WRITTEN REQUEST | In the listing below, locate the lines that hold the string "barriers". Copy those lines.

▼▼▼

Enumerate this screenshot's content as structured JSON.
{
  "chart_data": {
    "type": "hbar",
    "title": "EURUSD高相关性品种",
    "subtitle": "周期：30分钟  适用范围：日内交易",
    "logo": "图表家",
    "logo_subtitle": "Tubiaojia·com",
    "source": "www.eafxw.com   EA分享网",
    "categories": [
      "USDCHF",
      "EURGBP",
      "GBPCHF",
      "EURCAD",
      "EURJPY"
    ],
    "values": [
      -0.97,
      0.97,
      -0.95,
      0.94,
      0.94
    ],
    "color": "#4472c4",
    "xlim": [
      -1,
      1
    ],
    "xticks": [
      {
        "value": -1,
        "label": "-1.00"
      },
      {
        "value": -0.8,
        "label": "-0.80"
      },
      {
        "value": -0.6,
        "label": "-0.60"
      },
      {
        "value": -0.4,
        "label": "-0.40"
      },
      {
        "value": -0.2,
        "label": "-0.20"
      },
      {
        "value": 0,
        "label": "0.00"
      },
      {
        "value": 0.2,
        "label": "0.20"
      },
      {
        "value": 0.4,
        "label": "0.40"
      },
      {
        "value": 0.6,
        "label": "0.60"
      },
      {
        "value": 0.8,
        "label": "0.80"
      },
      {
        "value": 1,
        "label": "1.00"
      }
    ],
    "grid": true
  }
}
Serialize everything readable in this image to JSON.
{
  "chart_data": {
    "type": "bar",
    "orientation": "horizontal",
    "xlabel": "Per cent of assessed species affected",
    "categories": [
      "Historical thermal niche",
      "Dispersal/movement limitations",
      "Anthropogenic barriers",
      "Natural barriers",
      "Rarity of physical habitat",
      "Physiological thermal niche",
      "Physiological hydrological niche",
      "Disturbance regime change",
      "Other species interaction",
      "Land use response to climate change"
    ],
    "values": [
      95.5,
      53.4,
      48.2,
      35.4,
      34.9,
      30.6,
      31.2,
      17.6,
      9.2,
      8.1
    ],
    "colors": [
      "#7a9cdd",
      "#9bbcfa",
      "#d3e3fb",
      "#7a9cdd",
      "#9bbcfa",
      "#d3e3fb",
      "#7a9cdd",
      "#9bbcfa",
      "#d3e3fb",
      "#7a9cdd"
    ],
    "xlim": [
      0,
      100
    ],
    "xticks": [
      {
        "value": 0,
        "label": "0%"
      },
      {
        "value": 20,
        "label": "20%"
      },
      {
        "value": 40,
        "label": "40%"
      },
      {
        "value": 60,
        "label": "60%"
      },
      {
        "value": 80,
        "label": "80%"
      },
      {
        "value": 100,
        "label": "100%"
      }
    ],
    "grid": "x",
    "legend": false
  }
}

▲▲▲

RESPONSE |
      "Anthropogenic barriers",
      "Natural barriers",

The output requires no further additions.